* START Entries *
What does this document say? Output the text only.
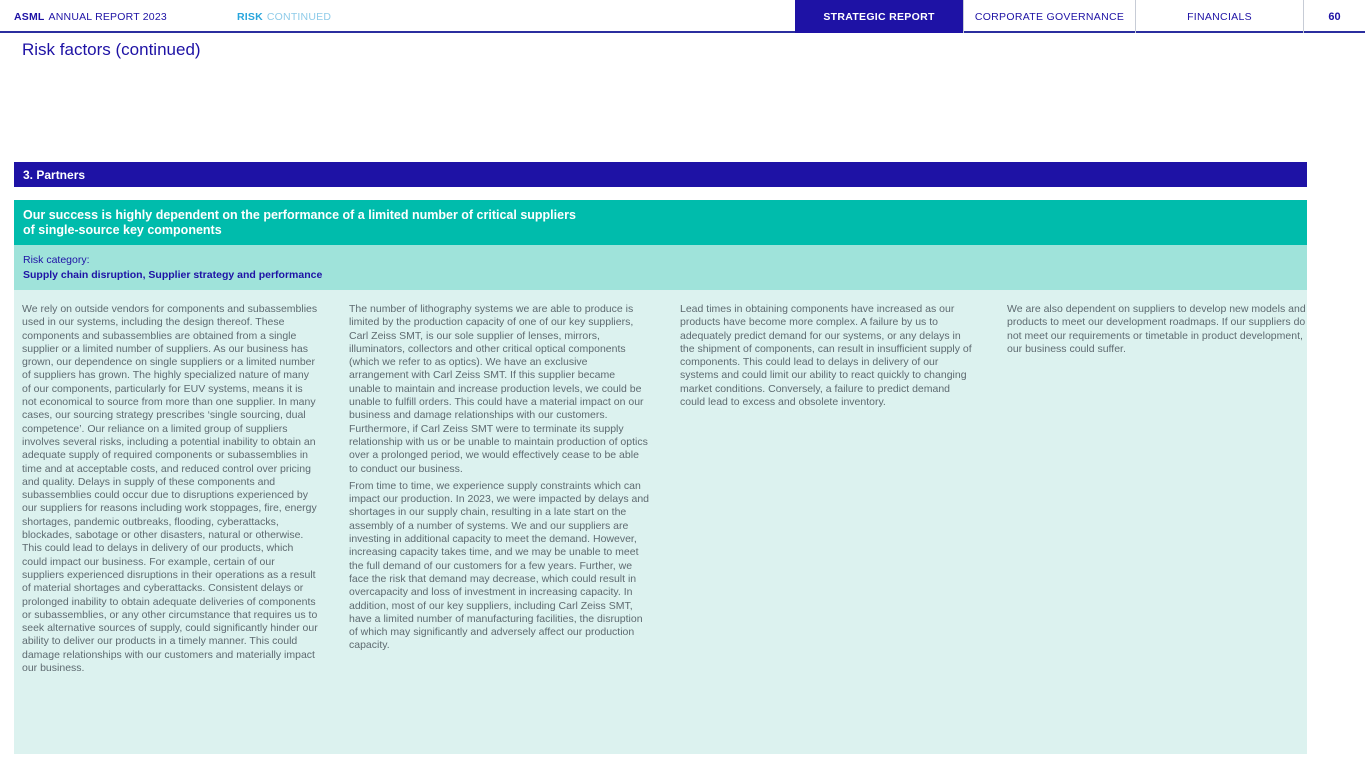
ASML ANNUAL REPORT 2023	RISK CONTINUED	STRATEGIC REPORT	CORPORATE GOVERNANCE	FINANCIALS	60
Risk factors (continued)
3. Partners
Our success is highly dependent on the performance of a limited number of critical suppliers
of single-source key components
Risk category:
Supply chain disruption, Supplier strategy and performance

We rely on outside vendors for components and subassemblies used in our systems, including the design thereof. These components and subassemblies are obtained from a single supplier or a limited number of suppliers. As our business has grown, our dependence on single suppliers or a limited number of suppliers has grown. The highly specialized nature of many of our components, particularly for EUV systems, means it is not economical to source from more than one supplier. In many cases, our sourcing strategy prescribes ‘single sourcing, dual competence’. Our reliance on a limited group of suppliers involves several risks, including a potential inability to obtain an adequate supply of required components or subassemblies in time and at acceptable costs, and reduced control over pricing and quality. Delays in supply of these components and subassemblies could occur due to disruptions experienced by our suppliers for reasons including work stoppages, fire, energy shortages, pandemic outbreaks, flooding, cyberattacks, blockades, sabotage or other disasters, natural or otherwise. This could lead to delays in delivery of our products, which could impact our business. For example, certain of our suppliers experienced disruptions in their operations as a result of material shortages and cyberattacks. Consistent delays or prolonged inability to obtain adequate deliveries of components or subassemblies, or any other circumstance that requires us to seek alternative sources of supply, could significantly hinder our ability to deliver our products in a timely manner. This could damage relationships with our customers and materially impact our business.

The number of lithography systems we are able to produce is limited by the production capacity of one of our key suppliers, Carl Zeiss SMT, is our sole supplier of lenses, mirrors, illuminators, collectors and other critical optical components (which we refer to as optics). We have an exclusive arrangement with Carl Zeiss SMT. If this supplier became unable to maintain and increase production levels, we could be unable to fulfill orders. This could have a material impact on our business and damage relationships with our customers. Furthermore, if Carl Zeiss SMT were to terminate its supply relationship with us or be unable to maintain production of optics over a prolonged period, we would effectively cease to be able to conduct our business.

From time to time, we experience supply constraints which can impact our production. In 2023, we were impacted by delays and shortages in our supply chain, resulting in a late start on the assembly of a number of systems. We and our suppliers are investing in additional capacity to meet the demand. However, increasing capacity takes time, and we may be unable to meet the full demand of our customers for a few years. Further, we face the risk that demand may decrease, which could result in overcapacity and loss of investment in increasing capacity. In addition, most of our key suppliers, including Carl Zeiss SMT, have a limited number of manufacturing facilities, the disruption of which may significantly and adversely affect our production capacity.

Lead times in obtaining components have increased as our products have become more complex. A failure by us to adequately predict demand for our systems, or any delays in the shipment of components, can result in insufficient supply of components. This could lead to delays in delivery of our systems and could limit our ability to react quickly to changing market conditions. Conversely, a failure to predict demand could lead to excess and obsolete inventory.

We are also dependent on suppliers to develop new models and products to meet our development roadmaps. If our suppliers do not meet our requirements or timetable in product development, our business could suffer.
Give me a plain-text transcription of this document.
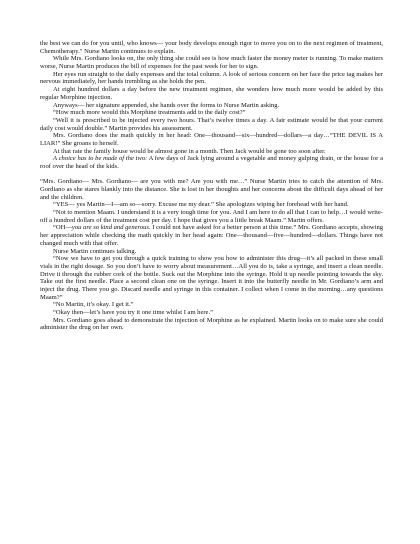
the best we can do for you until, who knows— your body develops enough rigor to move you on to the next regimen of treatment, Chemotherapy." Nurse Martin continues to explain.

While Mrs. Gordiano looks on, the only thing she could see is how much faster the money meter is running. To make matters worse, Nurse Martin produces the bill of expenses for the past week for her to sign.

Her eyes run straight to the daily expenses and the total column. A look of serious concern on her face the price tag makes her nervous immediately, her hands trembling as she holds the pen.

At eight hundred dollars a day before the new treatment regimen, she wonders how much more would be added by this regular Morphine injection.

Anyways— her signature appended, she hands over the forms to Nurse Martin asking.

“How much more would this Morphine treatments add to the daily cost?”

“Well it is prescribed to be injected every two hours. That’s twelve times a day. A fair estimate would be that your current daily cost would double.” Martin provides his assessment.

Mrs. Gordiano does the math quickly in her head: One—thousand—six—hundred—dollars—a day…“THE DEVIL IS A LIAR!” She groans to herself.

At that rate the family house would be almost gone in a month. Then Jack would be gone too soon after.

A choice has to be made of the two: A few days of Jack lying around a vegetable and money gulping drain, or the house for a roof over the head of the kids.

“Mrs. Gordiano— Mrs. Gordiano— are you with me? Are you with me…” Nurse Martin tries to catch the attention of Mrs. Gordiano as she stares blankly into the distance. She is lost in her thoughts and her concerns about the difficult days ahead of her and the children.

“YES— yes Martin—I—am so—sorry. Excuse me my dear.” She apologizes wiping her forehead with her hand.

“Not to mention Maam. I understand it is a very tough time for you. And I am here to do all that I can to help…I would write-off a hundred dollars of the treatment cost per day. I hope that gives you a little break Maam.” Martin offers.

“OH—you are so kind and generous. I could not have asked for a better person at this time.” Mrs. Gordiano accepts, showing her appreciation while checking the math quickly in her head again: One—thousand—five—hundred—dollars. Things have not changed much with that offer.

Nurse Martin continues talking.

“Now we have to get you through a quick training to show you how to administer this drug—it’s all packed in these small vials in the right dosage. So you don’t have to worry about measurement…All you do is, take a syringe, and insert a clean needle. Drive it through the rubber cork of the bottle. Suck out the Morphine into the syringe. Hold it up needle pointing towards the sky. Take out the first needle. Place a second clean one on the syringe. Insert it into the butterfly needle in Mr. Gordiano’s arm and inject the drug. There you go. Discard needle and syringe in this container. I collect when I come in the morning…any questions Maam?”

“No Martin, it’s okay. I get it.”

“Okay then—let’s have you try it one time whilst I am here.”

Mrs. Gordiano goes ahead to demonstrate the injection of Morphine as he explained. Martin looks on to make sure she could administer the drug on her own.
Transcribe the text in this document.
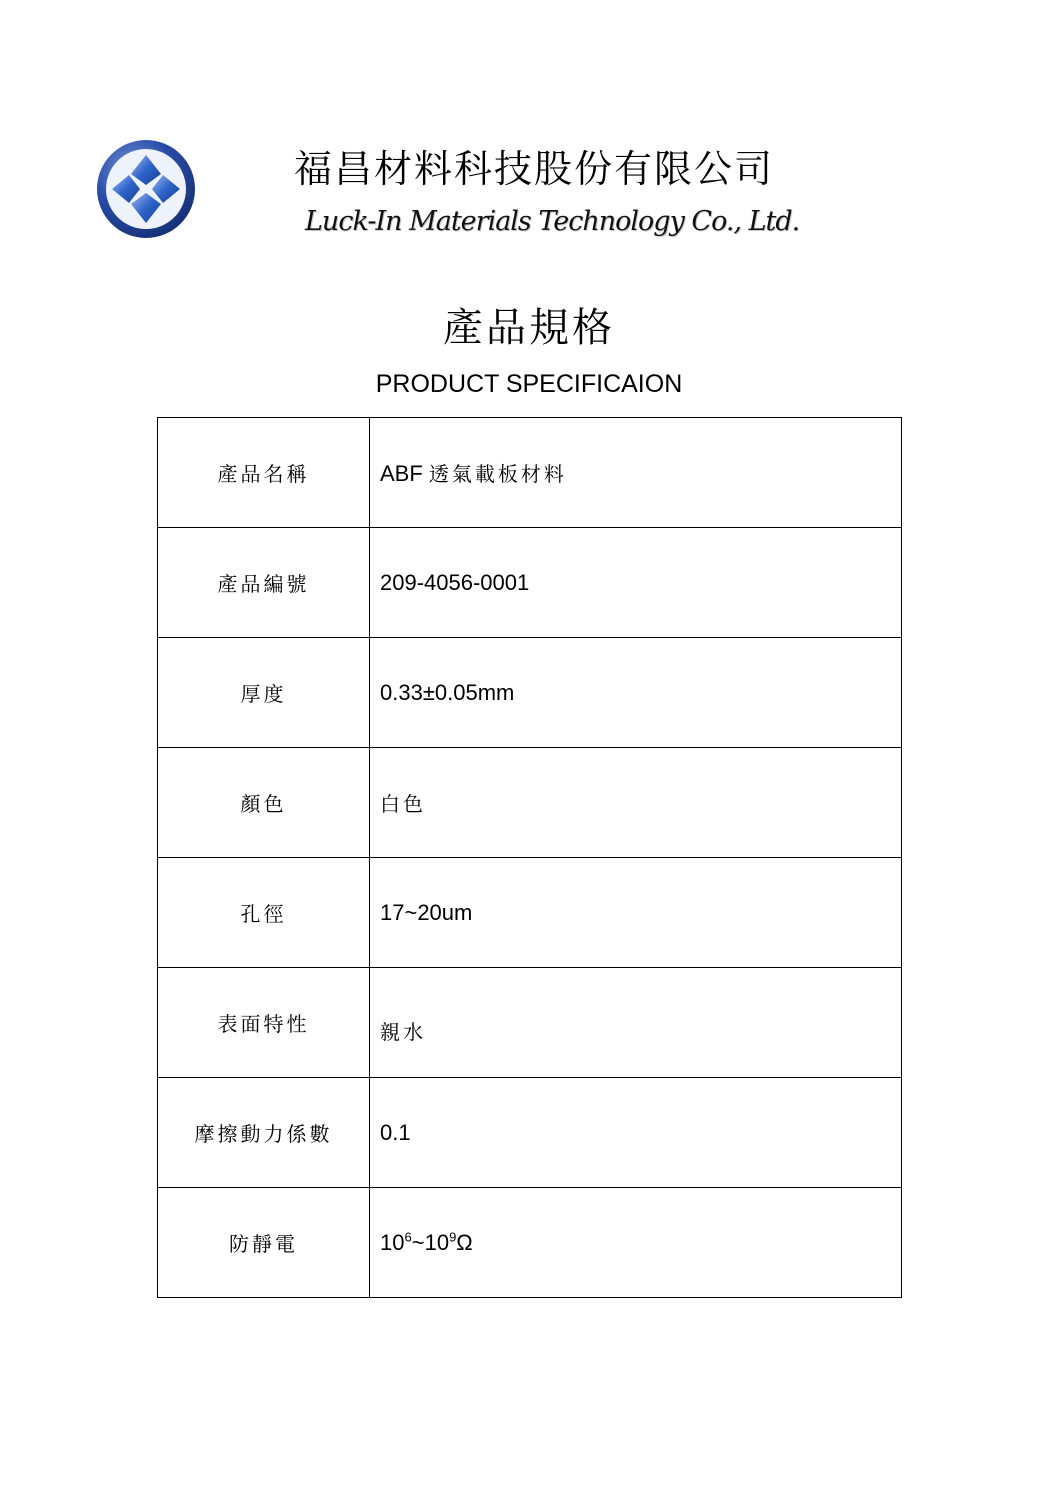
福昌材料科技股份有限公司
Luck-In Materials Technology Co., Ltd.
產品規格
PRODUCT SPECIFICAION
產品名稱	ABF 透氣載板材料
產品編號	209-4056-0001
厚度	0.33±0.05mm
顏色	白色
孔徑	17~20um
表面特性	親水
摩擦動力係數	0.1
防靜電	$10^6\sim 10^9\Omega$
* END Entries *
Set exercise:
Above are the records. Copy every line in them holding "document".

Answer to the exercise:
What does this document say? Output the text only.
Give me a plain-text transcription of this document.
Transcribe the text in this document.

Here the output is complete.